WHAT NEEDS TO BE DONE:
Find each line with the string "Germany" and report it.

DATA SUPPLIED:

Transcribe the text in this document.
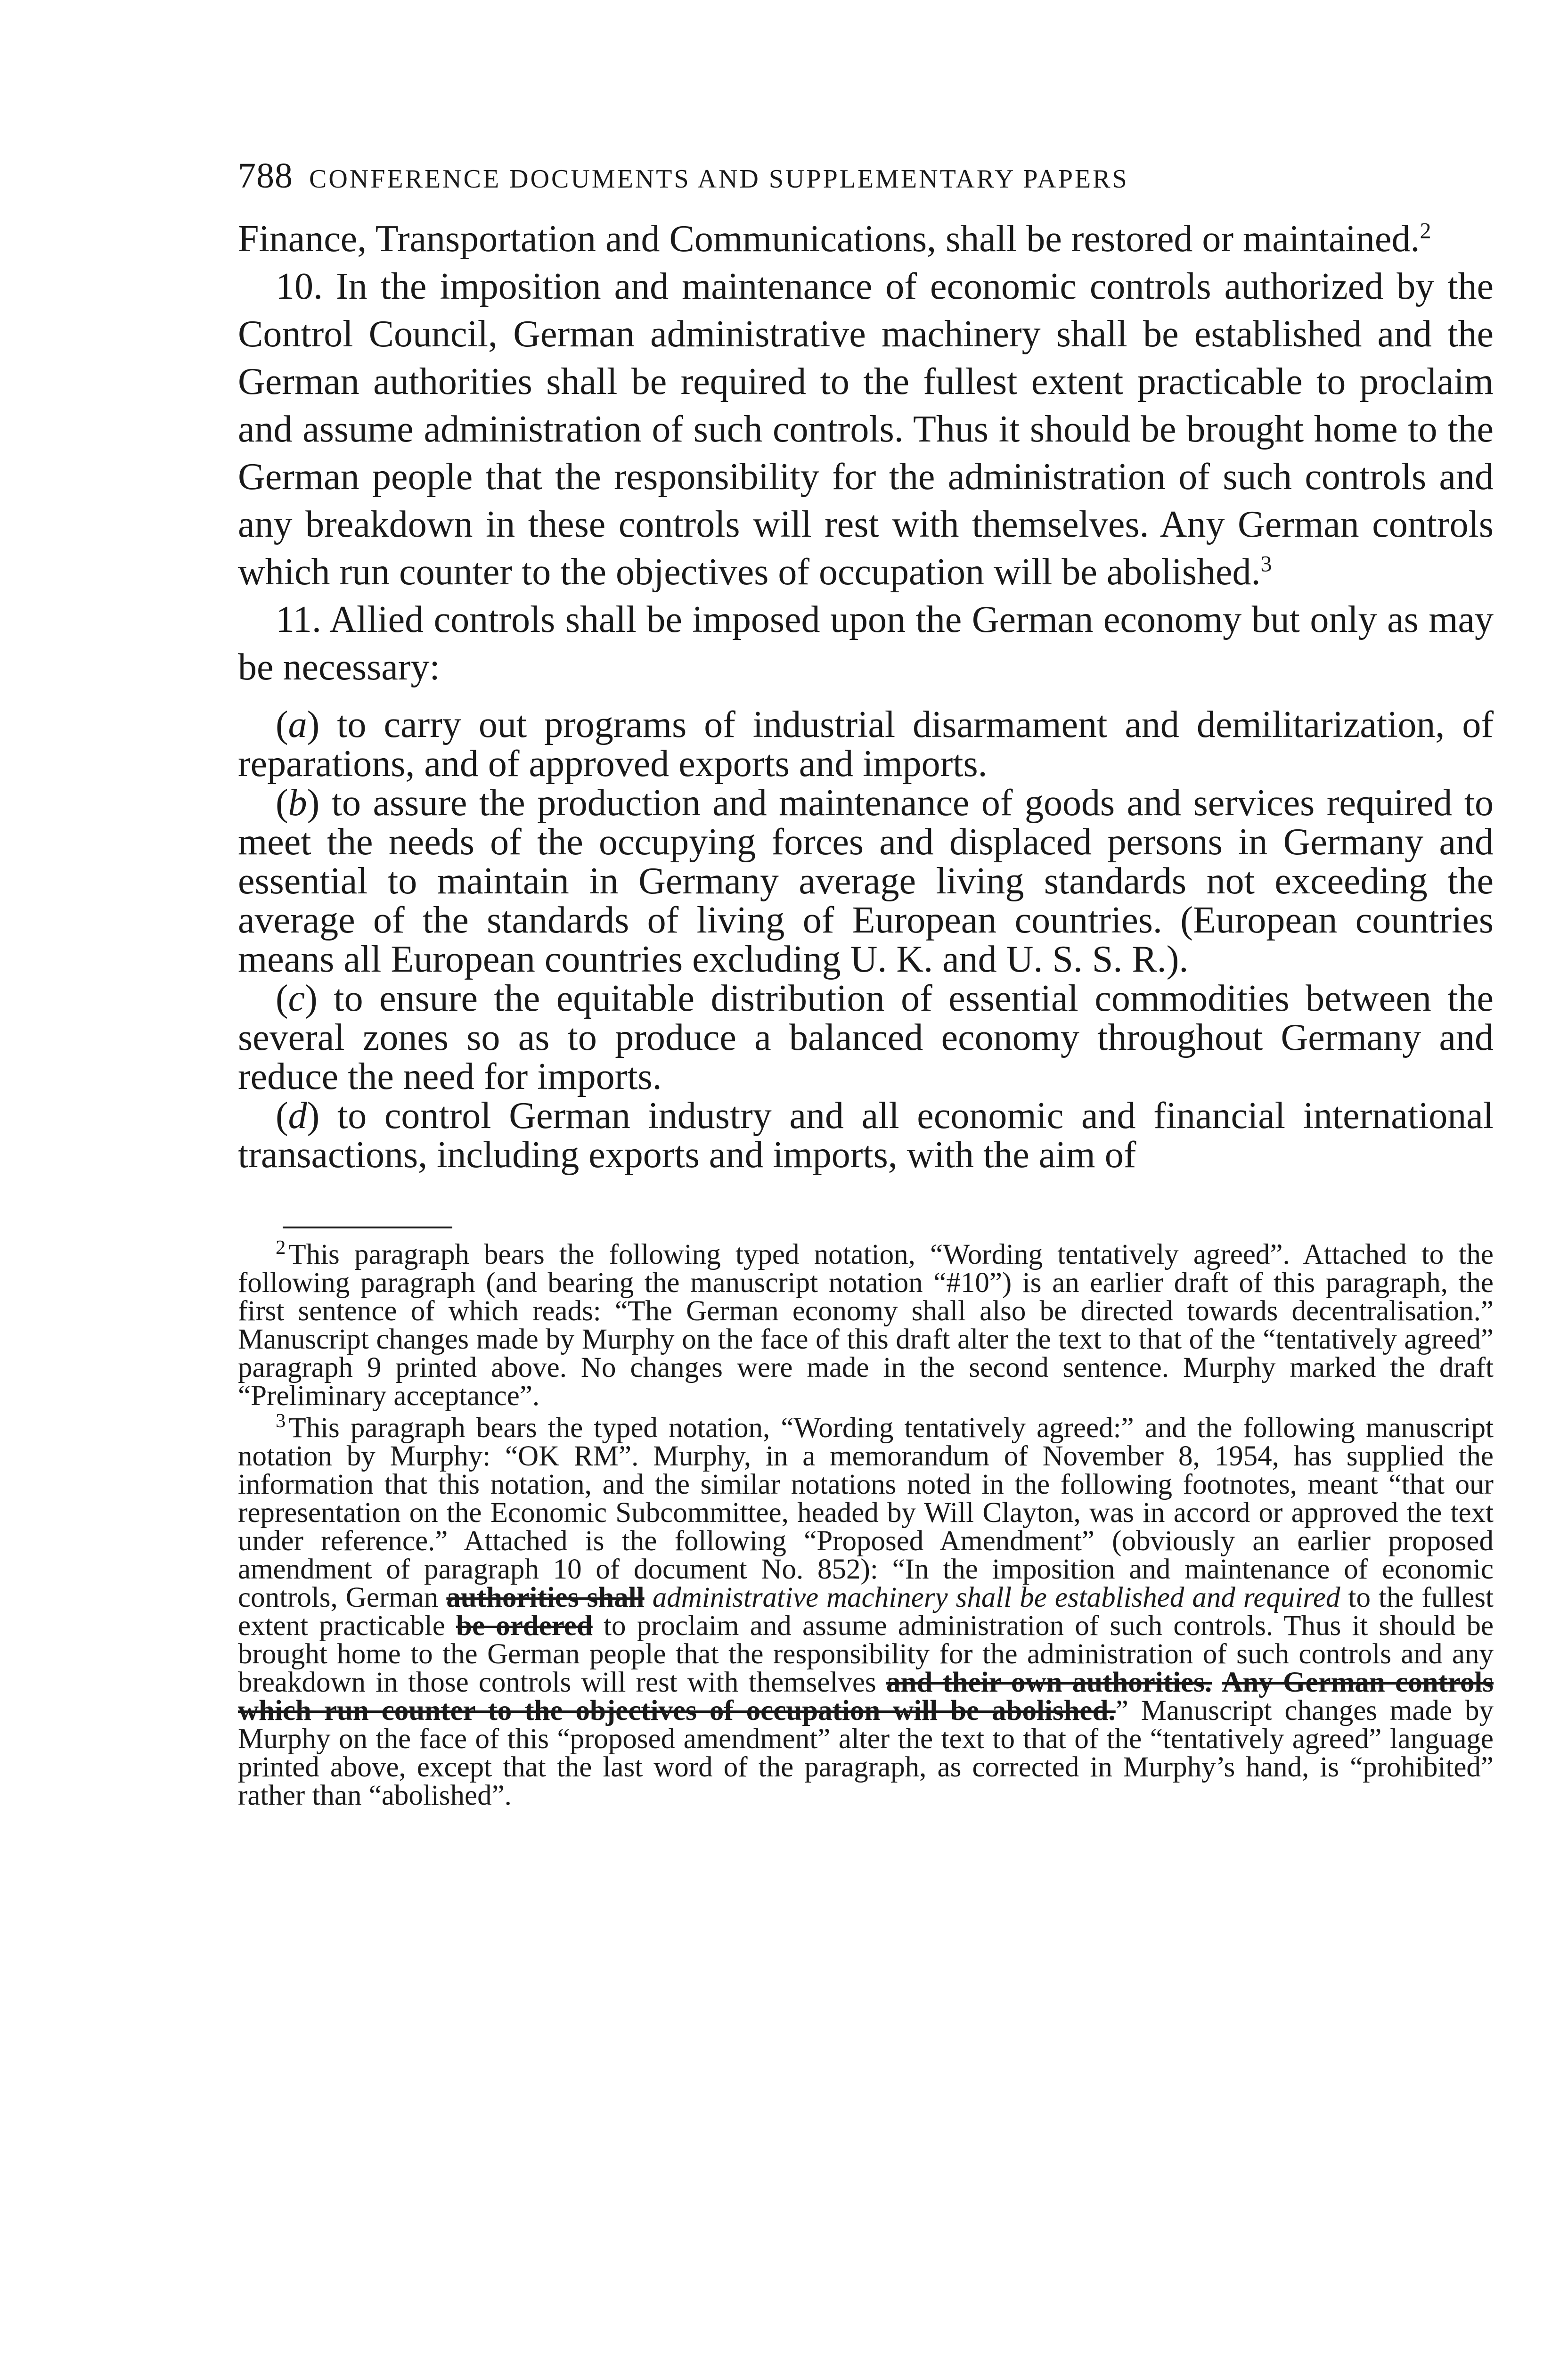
788 CONFERENCE DOCUMENTS AND SUPPLEMENTARY PAPERS

Finance, Transportation and Communications, shall be restored or maintained.$^2$

10. In the imposition and maintenance of economic controls authorized by the Control Council, German administrative machinery shall be established and the German authorities shall be required to the fullest extent practicable to proclaim and assume administration of such controls. Thus it should be brought home to the German people that the responsibility for the administration of such controls and any breakdown in these controls will rest with themselves. Any German controls which run counter to the objectives of occupation will be abolished.$^3$

11. Allied controls shall be imposed upon the German economy but only as may be necessary:

(a) to carry out programs of industrial disarmament and demilitarization, of reparations, and of approved exports and imports.

(b) to assure the production and maintenance of goods and services required to meet the needs of the occupying forces and displaced persons in Germany and essential to maintain in Germany average living standards not exceeding the average of the standards of living of European countries. (European countries means all European countries excluding U. K. and U. S. S. R.).

(c) to ensure the equitable distribution of essential commodities between the several zones so as to produce a balanced economy throughout Germany and reduce the need for imports.

(d) to control German industry and all economic and financial international transactions, including exports and imports, with the aim of

$^2$This paragraph bears the following typed notation, “Wording tentatively agreed”. Attached to the following paragraph (and bearing the manuscript notation “#10”) is an earlier draft of this paragraph, the first sentence of which reads: “The German economy shall also be directed towards decentralisation.” Manuscript changes made by Murphy on the face of this draft alter the text to that of the “tentatively agreed” paragraph 9 printed above. No changes were made in the second sentence. Murphy marked the draft “Preliminary acceptance”.

$^3$This paragraph bears the typed notation, “Wording tentatively agreed:” and the following manuscript notation by Murphy: “OK RM”. Murphy, in a memorandum of November 8, 1954, has supplied the information that this notation, and the similar notations noted in the following footnotes, meant “that our representation on the Economic Subcommittee, headed by Will Clayton, was in accord or approved the text under reference.” Attached is the following “Proposed Amendment” (obviously an earlier proposed amendment of paragraph 10 of document No. 852): “In the imposition and maintenance of economic controls, German authorities shall administrative machinery shall be established and required to the fullest extent practicable be ordered to proclaim and assume administration of such controls. Thus it should be brought home to the German people that the responsibility for the administration of such controls and any breakdown in those controls will rest with themselves and their own authorities. Any German controls which run counter to the objectives of occupation will be abolished.” Manuscript changes made by Murphy on the face of this “proposed amendment” alter the text to that of the “tentatively agreed” language printed above, except that the last word of the paragraph, as corrected in Murphy’s hand, is “prohibited” rather than “abolished”.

TASK RESULT:
(b) to assure the production and maintenance of goods and services required to meet the needs of the occupying forces and displaced persons in Germany and essential to maintain in Germany average living standards not exceeding the average of the standards of living of European countries. (European countries means all European countries excluding U. K. and U. S. S. R.).
(c) to ensure the equitable distribution of essential commodities between the several zones so as to produce a balanced economy throughout Germany and reduce the need for imports.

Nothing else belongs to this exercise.